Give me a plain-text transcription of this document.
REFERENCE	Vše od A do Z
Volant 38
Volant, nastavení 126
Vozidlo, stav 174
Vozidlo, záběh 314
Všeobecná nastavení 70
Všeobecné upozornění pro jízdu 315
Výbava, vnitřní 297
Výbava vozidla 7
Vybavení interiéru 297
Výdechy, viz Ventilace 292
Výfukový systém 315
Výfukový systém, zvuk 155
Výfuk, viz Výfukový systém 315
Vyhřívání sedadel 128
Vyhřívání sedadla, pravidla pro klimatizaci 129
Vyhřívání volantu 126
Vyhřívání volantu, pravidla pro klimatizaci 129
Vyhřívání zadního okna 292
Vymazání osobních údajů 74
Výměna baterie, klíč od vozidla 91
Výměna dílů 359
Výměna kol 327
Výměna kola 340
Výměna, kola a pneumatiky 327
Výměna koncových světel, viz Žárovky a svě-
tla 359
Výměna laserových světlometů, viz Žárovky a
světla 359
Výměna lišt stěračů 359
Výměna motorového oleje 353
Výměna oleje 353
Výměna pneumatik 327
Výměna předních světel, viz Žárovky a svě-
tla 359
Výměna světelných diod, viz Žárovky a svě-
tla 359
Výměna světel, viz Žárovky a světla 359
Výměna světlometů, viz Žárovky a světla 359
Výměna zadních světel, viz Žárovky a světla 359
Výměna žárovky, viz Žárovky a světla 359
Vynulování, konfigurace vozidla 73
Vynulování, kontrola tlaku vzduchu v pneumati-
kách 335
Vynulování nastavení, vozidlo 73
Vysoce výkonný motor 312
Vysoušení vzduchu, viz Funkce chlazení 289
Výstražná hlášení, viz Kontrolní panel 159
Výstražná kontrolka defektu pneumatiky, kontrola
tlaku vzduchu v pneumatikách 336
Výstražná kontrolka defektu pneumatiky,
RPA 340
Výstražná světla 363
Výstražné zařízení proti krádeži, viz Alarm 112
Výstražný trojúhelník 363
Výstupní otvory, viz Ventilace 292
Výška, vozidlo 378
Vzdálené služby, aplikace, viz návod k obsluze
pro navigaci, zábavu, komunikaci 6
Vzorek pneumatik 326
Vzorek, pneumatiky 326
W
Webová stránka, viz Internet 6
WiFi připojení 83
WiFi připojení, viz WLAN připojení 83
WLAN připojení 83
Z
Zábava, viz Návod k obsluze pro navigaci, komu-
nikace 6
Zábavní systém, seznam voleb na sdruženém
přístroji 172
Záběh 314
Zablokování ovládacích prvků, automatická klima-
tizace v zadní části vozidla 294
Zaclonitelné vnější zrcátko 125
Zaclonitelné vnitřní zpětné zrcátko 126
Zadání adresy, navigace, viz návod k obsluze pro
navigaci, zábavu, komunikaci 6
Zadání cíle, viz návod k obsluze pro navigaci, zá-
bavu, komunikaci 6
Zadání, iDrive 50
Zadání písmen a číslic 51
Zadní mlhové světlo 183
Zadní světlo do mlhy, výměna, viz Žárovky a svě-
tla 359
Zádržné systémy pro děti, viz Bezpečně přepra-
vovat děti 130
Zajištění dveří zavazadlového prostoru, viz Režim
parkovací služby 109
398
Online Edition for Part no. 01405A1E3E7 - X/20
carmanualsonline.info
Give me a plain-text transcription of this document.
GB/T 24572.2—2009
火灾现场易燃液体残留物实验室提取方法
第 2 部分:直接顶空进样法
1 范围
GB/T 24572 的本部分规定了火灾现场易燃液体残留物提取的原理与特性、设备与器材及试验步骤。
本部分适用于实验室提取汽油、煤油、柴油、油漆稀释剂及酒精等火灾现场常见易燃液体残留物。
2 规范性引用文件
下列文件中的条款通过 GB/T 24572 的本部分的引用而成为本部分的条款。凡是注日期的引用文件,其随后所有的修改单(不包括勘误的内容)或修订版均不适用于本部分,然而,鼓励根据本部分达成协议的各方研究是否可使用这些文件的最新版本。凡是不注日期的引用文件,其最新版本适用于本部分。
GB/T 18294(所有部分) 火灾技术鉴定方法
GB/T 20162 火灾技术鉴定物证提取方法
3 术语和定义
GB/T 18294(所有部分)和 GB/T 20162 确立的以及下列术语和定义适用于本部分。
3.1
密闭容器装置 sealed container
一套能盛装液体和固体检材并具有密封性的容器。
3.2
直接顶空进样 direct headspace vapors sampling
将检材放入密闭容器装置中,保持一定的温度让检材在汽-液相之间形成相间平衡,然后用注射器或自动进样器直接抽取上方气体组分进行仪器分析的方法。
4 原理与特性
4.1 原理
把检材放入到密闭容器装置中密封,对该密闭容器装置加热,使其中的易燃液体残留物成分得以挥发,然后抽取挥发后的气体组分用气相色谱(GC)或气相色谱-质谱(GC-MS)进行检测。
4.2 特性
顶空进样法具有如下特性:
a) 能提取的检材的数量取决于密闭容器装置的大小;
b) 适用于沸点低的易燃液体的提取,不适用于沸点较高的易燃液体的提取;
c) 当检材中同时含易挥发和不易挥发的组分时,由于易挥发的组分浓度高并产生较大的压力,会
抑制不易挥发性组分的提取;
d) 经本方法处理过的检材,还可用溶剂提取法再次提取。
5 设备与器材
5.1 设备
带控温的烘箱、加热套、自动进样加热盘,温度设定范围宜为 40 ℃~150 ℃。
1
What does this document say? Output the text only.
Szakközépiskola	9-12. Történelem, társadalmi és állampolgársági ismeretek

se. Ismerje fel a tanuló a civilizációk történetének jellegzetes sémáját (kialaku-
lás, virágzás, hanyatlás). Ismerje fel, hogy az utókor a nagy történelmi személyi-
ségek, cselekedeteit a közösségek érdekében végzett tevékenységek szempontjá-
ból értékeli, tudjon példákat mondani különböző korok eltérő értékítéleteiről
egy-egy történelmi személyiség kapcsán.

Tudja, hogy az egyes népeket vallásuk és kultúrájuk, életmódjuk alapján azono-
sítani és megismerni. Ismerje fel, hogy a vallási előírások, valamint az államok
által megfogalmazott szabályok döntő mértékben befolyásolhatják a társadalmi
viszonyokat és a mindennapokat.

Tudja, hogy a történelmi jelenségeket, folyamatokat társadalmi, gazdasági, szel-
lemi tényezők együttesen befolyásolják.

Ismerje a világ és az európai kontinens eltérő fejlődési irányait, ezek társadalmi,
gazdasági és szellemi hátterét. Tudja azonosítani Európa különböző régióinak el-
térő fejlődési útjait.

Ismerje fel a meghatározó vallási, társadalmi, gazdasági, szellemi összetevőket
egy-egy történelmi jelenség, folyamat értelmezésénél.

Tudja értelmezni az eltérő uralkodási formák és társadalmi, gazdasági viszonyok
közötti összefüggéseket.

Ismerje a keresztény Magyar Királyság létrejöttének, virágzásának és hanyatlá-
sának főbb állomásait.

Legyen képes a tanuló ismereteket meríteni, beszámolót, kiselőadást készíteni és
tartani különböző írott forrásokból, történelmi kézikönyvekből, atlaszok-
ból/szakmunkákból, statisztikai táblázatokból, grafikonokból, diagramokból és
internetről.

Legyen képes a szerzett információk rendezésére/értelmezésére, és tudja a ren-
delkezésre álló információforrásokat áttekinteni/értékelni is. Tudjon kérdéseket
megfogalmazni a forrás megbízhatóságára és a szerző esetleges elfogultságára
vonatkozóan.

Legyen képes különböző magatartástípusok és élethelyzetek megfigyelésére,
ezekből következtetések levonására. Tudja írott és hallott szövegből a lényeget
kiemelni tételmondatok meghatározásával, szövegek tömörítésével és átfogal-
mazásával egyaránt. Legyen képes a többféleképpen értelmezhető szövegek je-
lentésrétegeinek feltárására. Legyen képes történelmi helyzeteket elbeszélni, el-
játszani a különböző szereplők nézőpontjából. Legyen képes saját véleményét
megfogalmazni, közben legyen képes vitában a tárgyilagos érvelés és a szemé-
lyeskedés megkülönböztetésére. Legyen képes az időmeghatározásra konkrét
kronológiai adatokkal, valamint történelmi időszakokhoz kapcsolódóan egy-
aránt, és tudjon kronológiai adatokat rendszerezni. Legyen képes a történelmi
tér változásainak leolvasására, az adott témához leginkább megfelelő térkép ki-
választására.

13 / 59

- [Task prompt] Take every line containing the word "képes" and copy it.

- [Reply to the task]
Legyen képes a tanuló ismereteket meríteni, beszámolót, kiselőadást készíteni és
Legyen képes a szerzett információk rendezésére/értelmezésére, és tudja a ren-
Legyen képes különböző magatartástípusok és élethelyzetek megfigyelésére,
mazásával egyaránt. Legyen képes a többféleképpen értelmezhető szövegek je-
lentésrétegeinek feltárására. Legyen képes történelmi helyzeteket elbeszélni, el-
játszani a különböző szereplők nézőpontjából. Legyen képes saját véleményét
megfogalmazni, közben legyen képes vitában a tárgyilagos érvelés és a szemé-
lyeskedés megkülönböztetésére. Legyen képes az időmeghatározásra konkrét
aránt, és tudjon kronológiai adatokat rendszerezni. Legyen képes a történelmi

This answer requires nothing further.